**Short task**
Write out the data below in full. Keep it exact.

**Information supplied**
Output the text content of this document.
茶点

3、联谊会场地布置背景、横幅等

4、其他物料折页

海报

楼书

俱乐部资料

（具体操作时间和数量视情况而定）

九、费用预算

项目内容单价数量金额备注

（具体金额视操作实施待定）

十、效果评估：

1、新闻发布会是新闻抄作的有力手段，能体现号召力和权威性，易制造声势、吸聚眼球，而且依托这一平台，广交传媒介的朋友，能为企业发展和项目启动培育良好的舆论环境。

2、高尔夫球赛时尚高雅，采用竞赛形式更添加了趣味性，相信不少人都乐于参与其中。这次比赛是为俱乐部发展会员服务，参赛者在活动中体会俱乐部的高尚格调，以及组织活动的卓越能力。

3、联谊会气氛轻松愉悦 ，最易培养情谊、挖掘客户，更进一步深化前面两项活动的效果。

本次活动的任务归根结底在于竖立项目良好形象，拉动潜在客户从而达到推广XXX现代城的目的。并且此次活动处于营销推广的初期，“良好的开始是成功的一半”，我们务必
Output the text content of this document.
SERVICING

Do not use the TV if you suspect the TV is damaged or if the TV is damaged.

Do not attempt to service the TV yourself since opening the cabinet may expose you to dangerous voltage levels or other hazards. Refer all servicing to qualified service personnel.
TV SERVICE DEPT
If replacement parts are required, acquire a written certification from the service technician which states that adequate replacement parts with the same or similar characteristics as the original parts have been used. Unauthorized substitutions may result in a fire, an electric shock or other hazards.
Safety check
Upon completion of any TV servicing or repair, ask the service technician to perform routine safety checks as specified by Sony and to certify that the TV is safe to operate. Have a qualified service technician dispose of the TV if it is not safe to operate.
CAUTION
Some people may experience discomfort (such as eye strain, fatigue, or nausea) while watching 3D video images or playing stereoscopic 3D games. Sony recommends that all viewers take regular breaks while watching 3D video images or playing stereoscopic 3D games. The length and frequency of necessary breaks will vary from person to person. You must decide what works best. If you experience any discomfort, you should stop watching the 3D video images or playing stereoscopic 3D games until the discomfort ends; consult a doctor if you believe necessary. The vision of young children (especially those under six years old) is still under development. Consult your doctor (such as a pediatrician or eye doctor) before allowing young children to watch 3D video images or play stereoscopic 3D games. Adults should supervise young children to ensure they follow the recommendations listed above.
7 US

**Finished answer**
Output the text content of this document.
茶点

3、联谊会场地布置背景、横幅等

4、其他物料折页

海报

楼书

俱乐部资料

（具体操作时间和数量视情况而定）

九、费用预算

项目内容单价数量金额备注

（具体金额视操作实施待定）

十、效果评估：

1、新闻发布会是新闻抄作的有力手段，能体现号召力和权威性，易制造声势、吸聚眼球，而且依托这一平台，广交传媒介的朋友，能为企业发展和项目启动培育良好的舆论环境。

2、高尔夫球赛时尚高雅，采用竞赛形式更添加了趣味性，相信不少人都乐于参与其中。这次比赛是为俱乐部发展会员服务，参赛者在活动中体会俱乐部的高尚格调，以及组织活动的卓越能力。

3、联谊会气氛轻松愉悦 ，最易培养情谊、挖掘客户，更进一步深化前面两项活动的效果。

本次活动的任务归根结底在于竖立项目良好形象，拉动潜在客户从而达到推广XXX现代城的目的。并且此次活动处于营销推广的初期，“良好的开始是成功的一半”，我们务必
Output the text content of this document.
SERVICING

Do not use the TV if you suspect the TV is damaged or if the TV is damaged.

Do not attempt to service the TV yourself since opening the cabinet may expose you to dangerous voltage levels or other hazards. Refer all servicing to qualified service personnel.
TV SERVICE DEPT
If replacement parts are required, acquire a written certification from the service technician which states that adequate replacement parts with the same or similar characteristics as the original parts have been used. Unauthorized substitutions may result in a fire, an electric shock or other hazards.
Safety check
Upon completion of any TV servicing or repair, ask the service technician to perform routine safety checks as specified by Sony and to certify that the TV is safe to operate. Have a qualified service technician dispose of the TV if it is not safe to operate.
CAUTION
Some people may experience discomfort (such as eye strain, fatigue, or nausea) while watching 3D video images or playing stereoscopic 3D games. Sony recommends that all viewers take regular breaks while watching 3D video images or playing stereoscopic 3D games. The length and frequency of necessary breaks will vary from person to person. You must decide what works best. If you experience any discomfort, you should stop watching the 3D video images or playing stereoscopic 3D games until the discomfort ends; consult a doctor if you believe necessary. The vision of young children (especially those under six years old) is still under development. Consult your doctor (such as a pediatrician or eye doctor) before allowing young children to watch 3D video images or play stereoscopic 3D games. Adults should supervise young children to ensure they follow the recommendations listed above.
7 US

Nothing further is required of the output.